Written instruction — Find the lines with the string "JSON" and return them.

• • • • • • •

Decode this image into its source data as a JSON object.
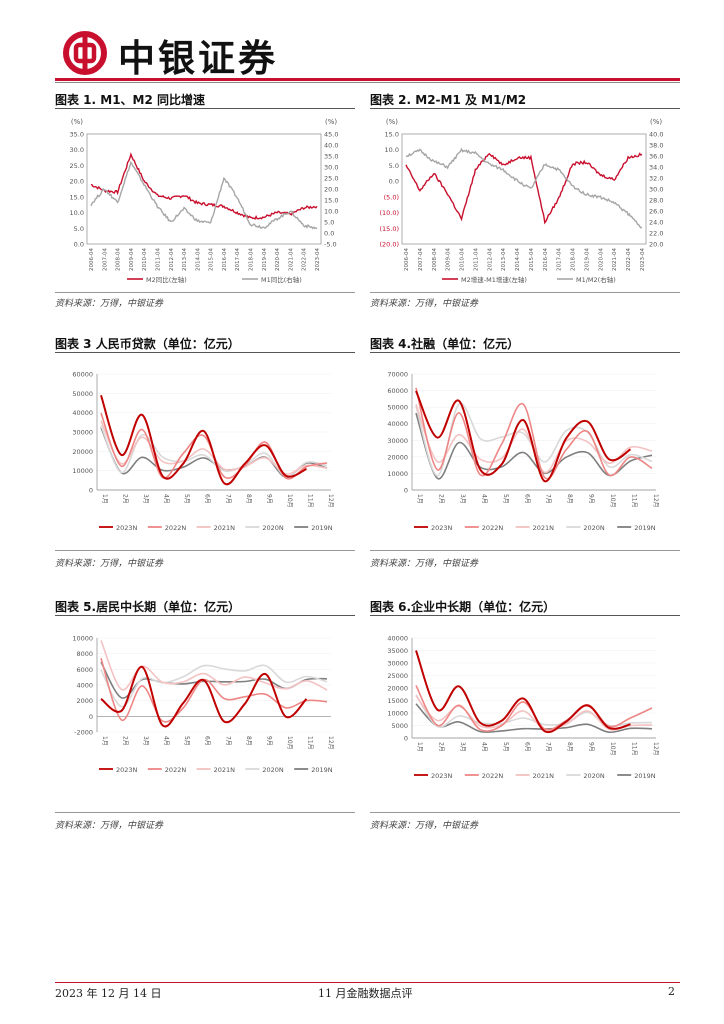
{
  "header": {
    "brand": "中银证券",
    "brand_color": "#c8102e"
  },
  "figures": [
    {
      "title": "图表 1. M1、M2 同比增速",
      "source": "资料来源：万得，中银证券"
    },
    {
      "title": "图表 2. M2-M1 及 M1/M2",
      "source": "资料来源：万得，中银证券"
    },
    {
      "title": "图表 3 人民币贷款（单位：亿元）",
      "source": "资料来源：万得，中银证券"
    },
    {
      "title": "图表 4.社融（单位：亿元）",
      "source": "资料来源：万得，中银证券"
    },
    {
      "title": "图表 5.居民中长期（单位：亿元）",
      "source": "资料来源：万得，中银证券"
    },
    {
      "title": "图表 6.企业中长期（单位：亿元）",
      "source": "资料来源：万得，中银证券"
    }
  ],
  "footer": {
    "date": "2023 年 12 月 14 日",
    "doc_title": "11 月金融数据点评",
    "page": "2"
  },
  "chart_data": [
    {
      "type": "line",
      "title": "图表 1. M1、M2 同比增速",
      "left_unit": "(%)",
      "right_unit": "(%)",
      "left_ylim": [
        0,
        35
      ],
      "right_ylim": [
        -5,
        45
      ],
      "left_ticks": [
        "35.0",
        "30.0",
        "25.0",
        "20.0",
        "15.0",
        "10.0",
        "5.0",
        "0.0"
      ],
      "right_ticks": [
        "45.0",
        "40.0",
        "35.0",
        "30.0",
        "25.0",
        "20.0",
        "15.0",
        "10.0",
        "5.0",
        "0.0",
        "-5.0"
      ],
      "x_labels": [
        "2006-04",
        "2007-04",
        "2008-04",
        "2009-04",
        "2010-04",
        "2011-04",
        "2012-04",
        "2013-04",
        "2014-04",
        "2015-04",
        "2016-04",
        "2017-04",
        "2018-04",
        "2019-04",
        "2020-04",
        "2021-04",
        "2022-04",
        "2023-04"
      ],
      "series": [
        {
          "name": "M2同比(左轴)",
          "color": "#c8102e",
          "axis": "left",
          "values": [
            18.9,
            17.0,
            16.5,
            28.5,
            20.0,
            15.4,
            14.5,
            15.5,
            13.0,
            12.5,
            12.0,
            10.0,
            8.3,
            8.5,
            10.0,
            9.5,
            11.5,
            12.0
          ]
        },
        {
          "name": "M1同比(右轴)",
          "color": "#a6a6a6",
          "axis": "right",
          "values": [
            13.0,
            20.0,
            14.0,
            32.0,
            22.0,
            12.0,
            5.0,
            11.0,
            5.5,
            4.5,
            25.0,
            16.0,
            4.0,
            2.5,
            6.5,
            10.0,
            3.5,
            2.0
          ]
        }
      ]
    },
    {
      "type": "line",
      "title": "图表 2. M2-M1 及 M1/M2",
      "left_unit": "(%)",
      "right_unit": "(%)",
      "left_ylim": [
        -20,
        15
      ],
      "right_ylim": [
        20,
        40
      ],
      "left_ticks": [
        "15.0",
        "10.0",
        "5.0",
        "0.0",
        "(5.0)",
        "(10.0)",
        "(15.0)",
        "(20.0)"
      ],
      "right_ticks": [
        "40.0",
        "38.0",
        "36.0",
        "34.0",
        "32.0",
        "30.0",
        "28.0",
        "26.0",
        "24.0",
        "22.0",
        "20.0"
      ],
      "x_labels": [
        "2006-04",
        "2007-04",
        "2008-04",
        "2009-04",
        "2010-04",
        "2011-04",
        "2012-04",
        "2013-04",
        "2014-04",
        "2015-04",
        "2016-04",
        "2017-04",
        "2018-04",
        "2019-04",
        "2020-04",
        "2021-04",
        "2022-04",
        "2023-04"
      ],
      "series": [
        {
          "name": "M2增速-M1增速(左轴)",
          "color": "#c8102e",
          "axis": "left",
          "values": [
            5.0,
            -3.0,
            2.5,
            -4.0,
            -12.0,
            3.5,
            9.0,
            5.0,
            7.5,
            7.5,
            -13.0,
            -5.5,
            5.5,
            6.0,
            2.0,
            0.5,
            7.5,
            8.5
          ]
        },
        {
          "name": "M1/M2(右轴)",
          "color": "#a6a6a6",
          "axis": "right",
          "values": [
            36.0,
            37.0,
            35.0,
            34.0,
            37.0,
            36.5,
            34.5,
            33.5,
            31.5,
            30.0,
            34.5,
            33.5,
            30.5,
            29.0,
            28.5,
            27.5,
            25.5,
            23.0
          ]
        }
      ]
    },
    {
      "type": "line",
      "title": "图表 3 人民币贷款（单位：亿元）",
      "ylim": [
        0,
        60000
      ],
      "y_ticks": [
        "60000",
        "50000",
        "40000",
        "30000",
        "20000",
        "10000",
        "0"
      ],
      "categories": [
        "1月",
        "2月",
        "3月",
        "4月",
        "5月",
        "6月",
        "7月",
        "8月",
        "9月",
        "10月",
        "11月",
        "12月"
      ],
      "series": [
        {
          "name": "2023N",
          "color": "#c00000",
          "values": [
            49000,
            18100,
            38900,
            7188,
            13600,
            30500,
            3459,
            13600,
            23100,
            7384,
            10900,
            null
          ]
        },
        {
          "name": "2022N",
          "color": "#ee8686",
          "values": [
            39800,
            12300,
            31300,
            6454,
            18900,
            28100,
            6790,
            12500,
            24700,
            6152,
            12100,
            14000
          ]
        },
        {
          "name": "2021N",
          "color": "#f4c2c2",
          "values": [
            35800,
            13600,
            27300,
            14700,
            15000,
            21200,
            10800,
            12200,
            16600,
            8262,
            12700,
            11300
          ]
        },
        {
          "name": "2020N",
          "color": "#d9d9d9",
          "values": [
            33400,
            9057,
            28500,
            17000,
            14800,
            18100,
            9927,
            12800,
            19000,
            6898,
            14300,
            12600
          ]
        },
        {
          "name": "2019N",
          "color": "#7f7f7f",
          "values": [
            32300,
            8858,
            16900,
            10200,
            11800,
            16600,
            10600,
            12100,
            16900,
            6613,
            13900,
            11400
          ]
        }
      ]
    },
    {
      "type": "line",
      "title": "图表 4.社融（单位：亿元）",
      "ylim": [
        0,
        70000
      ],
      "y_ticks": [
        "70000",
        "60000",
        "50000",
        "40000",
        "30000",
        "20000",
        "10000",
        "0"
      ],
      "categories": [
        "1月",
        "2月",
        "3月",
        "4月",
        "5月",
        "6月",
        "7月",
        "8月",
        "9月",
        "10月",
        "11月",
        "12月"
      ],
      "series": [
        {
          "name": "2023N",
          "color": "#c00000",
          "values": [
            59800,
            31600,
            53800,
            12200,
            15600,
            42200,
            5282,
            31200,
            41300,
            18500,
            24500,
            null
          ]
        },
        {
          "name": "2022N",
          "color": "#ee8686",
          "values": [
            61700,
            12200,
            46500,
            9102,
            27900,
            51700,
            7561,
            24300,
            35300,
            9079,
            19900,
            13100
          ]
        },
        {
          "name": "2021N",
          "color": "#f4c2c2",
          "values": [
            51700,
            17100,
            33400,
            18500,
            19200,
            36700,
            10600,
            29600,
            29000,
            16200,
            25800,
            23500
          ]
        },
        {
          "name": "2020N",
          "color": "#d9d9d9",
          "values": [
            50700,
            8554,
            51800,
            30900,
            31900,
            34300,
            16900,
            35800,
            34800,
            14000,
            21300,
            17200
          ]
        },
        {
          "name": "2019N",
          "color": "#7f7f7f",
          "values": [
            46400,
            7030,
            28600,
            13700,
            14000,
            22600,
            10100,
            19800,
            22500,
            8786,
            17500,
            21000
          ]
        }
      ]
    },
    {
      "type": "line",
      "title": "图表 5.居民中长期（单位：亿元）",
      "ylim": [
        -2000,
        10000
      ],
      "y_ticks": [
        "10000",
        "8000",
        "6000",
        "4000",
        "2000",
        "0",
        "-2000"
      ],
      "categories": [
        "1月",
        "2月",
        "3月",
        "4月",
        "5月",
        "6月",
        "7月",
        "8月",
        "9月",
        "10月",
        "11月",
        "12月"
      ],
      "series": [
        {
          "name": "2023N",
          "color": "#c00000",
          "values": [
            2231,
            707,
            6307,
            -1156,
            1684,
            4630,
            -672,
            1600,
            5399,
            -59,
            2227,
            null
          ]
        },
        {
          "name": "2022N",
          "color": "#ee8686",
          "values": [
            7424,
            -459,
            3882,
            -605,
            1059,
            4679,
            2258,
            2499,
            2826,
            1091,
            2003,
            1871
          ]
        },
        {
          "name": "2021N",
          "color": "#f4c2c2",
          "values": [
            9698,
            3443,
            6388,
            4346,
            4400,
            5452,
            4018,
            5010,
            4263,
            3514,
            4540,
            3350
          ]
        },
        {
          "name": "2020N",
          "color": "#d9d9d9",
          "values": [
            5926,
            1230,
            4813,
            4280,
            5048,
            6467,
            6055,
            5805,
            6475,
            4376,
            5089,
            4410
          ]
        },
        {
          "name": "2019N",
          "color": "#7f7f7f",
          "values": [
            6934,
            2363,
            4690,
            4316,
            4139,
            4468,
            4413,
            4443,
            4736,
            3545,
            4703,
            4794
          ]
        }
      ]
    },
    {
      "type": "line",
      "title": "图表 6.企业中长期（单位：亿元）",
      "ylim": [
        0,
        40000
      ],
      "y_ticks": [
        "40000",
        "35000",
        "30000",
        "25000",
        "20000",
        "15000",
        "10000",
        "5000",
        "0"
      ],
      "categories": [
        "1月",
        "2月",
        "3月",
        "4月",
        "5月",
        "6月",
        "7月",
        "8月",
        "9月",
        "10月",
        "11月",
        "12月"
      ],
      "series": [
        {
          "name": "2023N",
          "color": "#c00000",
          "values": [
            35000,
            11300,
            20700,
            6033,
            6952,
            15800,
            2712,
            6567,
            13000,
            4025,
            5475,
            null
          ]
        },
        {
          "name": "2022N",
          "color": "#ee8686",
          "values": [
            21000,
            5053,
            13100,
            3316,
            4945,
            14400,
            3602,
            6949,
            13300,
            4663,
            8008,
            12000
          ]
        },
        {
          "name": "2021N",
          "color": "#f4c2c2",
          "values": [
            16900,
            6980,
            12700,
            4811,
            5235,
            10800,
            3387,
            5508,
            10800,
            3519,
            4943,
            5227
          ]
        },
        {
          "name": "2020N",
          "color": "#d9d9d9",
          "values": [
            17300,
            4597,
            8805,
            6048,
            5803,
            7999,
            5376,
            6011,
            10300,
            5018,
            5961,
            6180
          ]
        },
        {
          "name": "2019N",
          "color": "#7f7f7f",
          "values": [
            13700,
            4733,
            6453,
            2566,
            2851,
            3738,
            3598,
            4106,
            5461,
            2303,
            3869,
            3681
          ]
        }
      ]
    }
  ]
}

• • • • • • •

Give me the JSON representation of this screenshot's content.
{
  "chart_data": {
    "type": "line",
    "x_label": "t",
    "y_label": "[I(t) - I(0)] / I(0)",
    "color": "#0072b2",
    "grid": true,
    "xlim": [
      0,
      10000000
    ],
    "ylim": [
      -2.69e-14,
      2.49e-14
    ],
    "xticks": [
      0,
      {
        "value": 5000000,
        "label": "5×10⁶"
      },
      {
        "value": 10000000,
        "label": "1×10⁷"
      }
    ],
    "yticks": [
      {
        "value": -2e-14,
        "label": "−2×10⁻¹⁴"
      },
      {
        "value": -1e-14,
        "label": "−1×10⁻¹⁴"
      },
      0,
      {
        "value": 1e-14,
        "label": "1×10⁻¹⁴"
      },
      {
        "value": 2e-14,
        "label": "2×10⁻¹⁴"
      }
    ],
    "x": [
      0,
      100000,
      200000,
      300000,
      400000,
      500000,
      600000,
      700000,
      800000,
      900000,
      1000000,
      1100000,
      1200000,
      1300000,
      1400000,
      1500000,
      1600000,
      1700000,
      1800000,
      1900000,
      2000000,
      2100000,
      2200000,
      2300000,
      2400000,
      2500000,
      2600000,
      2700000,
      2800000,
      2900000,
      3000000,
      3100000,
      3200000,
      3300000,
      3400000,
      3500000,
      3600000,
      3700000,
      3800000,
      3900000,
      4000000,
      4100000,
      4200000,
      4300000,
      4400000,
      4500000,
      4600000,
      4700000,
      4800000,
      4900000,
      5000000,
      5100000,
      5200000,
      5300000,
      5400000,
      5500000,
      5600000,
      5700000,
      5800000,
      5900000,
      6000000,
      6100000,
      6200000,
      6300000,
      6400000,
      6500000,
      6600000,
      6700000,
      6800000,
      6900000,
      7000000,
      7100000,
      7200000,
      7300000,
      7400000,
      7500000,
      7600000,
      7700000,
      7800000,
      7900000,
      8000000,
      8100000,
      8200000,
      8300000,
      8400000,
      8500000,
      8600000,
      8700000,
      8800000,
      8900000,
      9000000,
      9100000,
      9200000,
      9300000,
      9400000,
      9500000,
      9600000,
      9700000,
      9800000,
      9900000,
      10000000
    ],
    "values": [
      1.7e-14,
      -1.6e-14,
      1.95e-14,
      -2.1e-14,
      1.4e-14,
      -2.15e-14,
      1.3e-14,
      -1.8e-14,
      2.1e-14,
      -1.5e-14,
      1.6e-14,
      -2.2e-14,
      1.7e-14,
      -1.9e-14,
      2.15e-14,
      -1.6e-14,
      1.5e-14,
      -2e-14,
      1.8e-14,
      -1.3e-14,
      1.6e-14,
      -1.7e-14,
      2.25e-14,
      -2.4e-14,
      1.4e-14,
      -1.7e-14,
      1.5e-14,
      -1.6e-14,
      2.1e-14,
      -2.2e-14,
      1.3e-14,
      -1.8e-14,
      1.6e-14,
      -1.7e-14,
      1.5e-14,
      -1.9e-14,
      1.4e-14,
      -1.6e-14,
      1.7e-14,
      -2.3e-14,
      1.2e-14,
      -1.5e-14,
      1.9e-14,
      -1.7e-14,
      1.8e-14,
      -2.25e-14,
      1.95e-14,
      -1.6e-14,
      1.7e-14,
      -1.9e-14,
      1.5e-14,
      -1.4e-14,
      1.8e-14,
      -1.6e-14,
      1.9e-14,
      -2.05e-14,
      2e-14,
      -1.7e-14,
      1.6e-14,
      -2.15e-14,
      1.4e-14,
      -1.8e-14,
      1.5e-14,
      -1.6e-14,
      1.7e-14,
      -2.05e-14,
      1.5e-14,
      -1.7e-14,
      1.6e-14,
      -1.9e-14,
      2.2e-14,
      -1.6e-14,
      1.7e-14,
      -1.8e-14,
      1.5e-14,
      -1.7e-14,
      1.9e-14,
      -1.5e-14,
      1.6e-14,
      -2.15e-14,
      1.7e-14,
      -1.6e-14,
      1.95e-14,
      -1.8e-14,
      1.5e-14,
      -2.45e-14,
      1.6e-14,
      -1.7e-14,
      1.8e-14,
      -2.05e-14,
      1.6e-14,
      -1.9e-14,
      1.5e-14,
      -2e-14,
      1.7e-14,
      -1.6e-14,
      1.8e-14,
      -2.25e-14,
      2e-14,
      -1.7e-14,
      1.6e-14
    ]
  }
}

• • • • • • •

Final result —
Decode this image into its source data as a JSON object.
Give me the JSON representation of this screenshot's content.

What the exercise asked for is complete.